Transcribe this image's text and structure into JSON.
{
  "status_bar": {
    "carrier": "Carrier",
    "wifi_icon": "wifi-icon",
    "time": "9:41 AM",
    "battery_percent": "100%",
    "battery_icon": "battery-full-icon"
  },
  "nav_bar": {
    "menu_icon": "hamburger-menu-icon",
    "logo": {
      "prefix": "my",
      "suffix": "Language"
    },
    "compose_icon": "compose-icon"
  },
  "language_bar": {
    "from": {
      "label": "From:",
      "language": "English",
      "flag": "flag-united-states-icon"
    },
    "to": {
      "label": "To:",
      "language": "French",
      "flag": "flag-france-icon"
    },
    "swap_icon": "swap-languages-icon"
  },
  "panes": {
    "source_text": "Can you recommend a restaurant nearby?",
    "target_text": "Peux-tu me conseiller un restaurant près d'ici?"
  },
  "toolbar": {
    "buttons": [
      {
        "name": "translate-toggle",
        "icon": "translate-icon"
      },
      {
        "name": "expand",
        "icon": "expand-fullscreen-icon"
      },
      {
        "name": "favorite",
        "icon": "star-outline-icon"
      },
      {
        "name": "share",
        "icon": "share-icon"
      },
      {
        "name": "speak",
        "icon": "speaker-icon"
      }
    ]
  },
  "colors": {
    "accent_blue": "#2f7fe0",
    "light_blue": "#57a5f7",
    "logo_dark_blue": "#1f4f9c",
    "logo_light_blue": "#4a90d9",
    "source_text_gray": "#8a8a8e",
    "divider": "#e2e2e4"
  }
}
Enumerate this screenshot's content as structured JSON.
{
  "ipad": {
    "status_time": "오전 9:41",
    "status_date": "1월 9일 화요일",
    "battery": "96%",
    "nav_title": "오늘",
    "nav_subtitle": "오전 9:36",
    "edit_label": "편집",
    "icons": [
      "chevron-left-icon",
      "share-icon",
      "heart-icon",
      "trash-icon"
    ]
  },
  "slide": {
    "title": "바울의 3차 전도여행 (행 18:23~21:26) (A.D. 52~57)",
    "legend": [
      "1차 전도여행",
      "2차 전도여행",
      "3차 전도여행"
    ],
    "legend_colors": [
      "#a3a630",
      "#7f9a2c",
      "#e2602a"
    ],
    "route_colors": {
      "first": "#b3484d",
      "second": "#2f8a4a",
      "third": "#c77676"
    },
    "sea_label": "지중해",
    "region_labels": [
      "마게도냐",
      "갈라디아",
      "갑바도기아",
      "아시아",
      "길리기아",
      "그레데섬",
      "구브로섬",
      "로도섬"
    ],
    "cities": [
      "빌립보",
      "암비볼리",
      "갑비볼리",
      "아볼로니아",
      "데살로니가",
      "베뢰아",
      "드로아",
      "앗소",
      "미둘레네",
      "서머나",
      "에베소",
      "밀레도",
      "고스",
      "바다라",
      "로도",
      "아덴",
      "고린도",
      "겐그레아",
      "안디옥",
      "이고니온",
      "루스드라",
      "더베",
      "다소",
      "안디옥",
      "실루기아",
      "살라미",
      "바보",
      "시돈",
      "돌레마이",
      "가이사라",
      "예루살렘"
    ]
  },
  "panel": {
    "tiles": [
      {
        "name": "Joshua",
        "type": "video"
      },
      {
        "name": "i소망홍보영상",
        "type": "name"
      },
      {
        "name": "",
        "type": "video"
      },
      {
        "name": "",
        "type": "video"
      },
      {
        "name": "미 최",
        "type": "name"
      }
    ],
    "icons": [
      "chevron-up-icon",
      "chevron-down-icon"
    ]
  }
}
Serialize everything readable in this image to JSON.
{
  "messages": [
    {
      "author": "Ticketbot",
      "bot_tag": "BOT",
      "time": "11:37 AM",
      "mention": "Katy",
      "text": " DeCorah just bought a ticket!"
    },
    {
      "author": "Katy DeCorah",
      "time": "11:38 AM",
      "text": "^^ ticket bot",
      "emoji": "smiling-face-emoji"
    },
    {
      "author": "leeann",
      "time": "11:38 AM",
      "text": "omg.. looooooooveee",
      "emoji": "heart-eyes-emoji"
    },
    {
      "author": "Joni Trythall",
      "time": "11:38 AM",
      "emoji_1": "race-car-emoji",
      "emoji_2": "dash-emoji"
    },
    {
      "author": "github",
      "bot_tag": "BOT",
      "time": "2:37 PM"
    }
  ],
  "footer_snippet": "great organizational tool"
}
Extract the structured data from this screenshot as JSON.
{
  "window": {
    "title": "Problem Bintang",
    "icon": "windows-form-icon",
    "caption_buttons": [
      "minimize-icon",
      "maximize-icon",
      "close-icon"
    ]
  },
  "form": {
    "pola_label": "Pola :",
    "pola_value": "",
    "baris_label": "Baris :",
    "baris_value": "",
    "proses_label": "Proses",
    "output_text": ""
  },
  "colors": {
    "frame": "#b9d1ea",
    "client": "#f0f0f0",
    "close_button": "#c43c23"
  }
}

----

■ **Exercise brief**:
Search the lines for "emoji". Copy each line that has it.

■ **Answer for the task**:
      "emoji": "smiling-face-emoji"
      "emoji": "heart-eyes-emoji"
      "emoji_1": "race-car-emoji",
      "emoji_2": "dash-emoji"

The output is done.